(begin)

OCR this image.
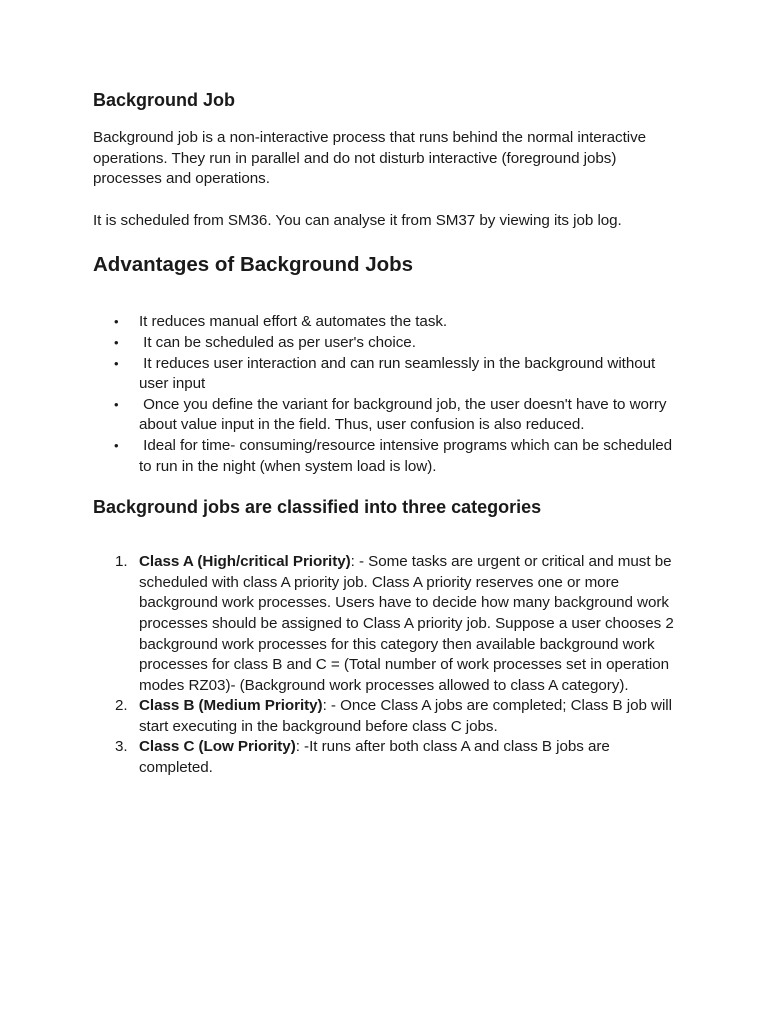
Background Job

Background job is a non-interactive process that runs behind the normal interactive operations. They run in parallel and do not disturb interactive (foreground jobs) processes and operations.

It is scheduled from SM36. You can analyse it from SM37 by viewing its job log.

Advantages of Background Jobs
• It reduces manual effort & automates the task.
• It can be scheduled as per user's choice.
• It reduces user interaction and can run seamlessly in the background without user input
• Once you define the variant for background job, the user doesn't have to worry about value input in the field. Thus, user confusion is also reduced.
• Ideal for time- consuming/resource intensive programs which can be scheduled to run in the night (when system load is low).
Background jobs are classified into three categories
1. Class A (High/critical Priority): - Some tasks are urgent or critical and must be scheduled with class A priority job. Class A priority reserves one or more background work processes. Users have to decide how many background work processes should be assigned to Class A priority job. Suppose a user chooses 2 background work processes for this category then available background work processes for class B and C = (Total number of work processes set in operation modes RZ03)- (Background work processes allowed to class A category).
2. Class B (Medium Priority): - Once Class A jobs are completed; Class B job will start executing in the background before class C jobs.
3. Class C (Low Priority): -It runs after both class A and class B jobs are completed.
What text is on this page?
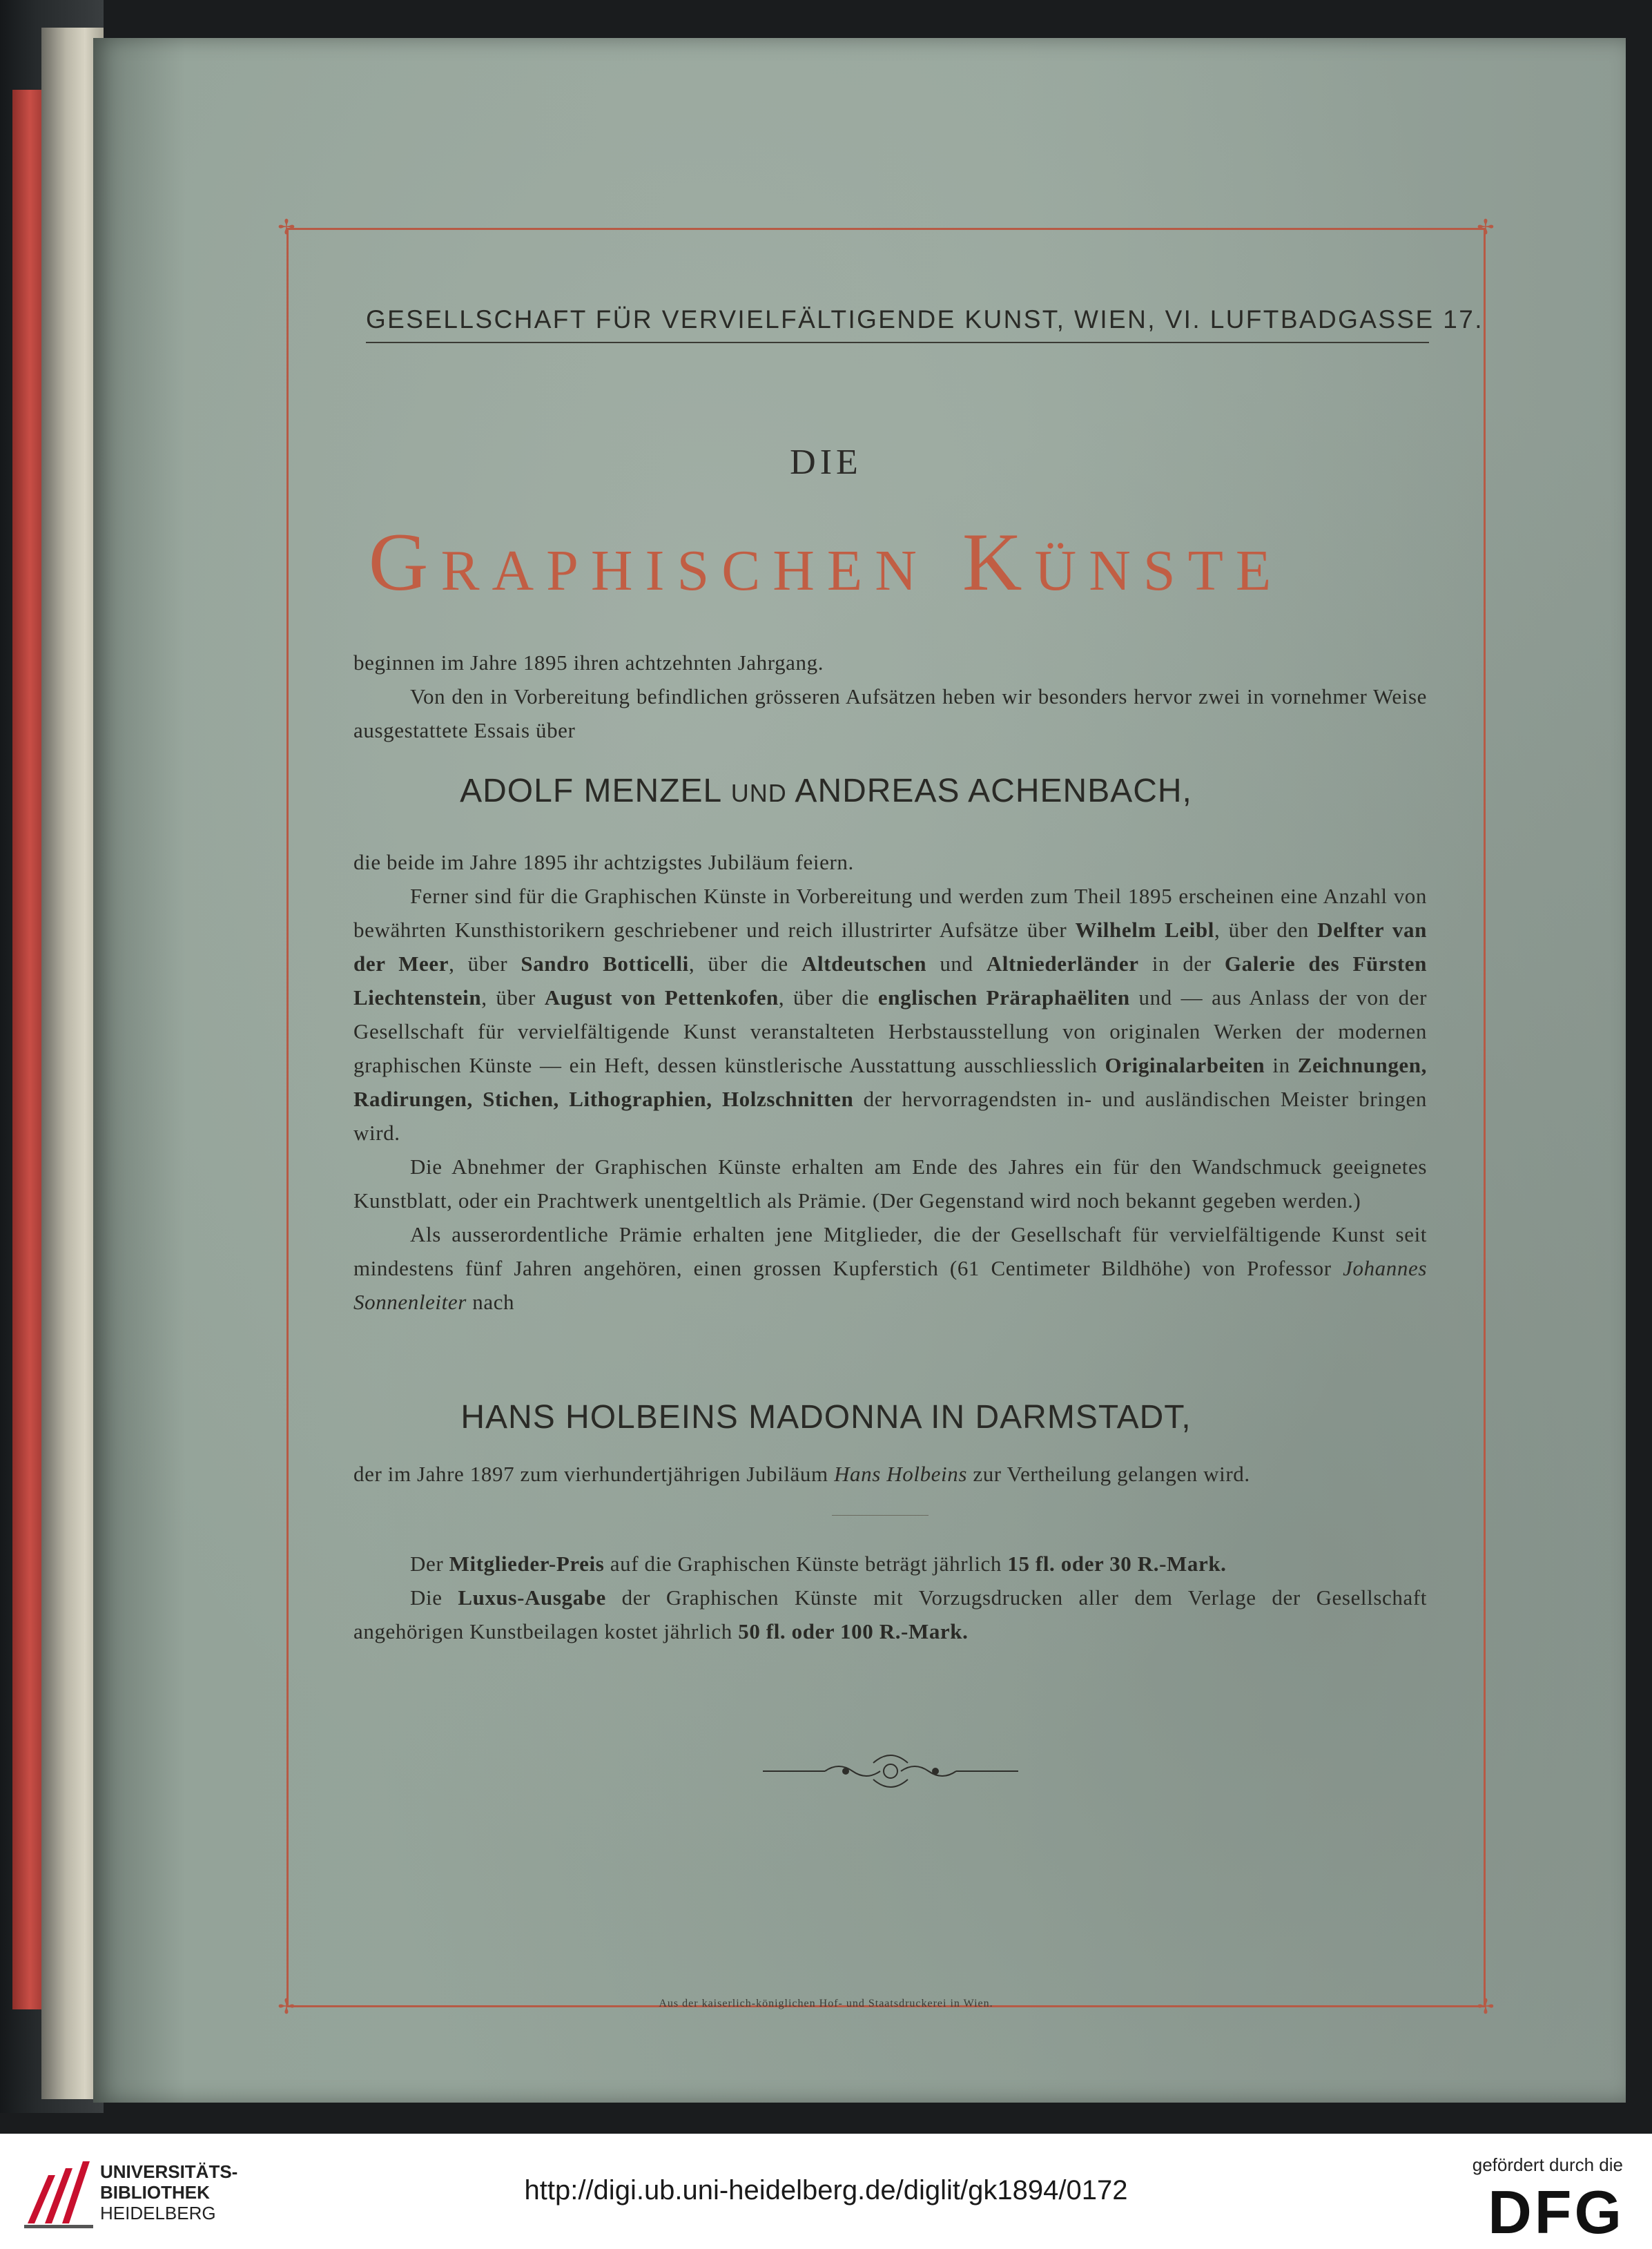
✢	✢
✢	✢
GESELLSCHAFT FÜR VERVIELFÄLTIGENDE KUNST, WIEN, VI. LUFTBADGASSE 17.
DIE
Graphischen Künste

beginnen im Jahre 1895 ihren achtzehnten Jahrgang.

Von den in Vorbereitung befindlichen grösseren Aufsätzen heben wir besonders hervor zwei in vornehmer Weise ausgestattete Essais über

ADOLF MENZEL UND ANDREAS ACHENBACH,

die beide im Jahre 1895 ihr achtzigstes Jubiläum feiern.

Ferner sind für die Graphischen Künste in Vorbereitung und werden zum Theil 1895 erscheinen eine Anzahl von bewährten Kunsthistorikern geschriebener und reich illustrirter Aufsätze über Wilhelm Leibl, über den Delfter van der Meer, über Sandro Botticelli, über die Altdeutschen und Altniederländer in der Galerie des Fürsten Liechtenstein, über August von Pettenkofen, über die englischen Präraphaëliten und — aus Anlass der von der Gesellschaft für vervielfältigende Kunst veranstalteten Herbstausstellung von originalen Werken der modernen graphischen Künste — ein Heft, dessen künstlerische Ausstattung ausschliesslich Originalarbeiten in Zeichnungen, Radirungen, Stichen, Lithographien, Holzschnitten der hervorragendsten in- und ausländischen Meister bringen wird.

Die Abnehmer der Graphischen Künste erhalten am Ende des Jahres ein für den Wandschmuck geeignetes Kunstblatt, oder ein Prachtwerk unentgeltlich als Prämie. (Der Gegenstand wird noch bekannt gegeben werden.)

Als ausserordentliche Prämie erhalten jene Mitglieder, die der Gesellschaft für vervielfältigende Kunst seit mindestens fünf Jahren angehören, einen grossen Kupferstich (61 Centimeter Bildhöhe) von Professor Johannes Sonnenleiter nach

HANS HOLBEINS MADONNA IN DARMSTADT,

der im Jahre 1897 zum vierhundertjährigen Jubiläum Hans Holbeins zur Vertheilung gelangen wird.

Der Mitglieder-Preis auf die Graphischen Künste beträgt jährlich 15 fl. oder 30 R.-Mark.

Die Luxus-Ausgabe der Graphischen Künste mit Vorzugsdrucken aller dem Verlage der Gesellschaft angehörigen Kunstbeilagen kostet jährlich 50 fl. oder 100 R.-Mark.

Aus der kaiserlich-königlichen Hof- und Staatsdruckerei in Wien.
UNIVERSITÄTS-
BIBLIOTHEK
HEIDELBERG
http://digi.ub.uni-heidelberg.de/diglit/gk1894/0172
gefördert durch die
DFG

(end)
(begin)

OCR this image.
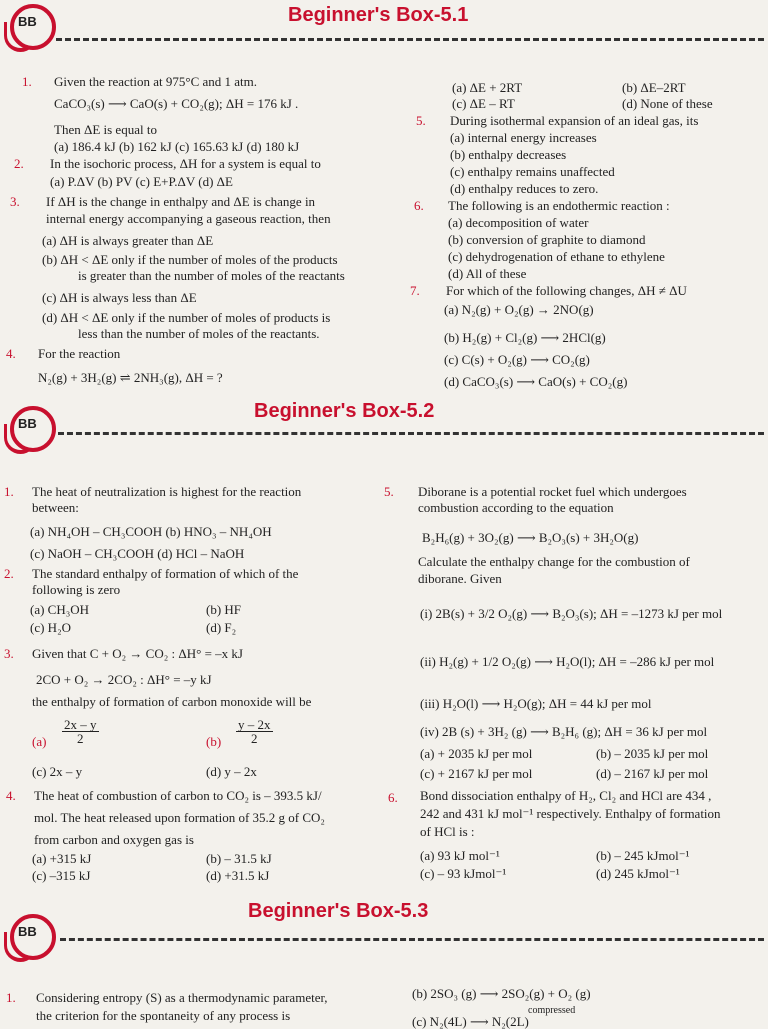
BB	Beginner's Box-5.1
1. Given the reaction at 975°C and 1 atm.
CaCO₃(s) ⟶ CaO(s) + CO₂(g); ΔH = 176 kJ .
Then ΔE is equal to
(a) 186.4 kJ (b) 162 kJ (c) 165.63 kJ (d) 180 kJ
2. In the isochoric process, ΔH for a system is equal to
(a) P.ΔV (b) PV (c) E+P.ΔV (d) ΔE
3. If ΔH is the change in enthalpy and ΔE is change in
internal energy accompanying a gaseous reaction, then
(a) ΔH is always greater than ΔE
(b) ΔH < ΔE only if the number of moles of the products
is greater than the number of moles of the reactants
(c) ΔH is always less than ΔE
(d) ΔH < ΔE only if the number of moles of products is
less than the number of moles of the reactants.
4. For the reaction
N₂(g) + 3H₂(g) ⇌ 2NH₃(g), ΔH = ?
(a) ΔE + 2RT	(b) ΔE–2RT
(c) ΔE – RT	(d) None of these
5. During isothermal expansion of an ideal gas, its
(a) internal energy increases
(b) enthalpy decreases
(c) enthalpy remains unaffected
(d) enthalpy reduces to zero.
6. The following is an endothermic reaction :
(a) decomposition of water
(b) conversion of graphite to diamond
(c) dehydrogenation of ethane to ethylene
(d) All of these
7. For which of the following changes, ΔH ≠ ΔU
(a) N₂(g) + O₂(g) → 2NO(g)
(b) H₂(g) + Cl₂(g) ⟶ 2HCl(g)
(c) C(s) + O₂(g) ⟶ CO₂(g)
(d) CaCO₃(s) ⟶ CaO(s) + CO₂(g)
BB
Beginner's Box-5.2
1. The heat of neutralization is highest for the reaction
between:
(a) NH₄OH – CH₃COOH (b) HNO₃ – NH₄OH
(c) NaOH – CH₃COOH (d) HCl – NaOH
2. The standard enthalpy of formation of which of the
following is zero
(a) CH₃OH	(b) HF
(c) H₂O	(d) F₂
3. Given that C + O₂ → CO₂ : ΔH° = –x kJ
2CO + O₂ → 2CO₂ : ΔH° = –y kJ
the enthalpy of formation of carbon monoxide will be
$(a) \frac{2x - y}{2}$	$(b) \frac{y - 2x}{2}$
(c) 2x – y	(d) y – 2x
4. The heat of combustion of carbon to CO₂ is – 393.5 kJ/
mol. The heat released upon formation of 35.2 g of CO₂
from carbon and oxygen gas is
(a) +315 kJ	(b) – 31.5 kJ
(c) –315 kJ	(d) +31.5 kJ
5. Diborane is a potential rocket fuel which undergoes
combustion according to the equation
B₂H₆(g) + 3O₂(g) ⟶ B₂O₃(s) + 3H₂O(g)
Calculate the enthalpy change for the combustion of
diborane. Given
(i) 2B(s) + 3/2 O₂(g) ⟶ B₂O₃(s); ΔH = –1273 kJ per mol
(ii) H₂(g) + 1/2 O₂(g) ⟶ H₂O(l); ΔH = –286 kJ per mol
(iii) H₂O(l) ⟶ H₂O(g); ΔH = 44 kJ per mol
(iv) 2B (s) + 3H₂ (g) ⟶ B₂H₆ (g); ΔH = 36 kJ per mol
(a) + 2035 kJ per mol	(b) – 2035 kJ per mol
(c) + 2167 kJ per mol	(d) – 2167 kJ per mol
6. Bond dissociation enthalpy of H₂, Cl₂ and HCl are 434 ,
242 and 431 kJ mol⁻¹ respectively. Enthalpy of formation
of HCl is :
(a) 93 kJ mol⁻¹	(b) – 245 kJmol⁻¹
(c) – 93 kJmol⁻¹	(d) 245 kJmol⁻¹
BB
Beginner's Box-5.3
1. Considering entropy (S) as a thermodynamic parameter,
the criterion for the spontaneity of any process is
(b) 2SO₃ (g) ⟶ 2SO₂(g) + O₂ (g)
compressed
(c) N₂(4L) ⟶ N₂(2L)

(end)

From the entries above, return each line with the word "processes" in it.

= Reply =
Background job is a non-interactive process that runs behind the normal interactive operations. They run in parallel and do not disturb interactive (foreground jobs) processes and operations.
1. Class A (High/critical Priority): - Some tasks are urgent or critical and must be scheduled with class A priority job. Class A priority reserves one or more background work processes. Users have to decide how many background work processes should be assigned to Class A priority job. Suppose a user chooses 2 background work processes for this category then available background work processes for class B and C = (Total number of work processes set in operation modes RZ03)- (Background work processes allowed to class A category).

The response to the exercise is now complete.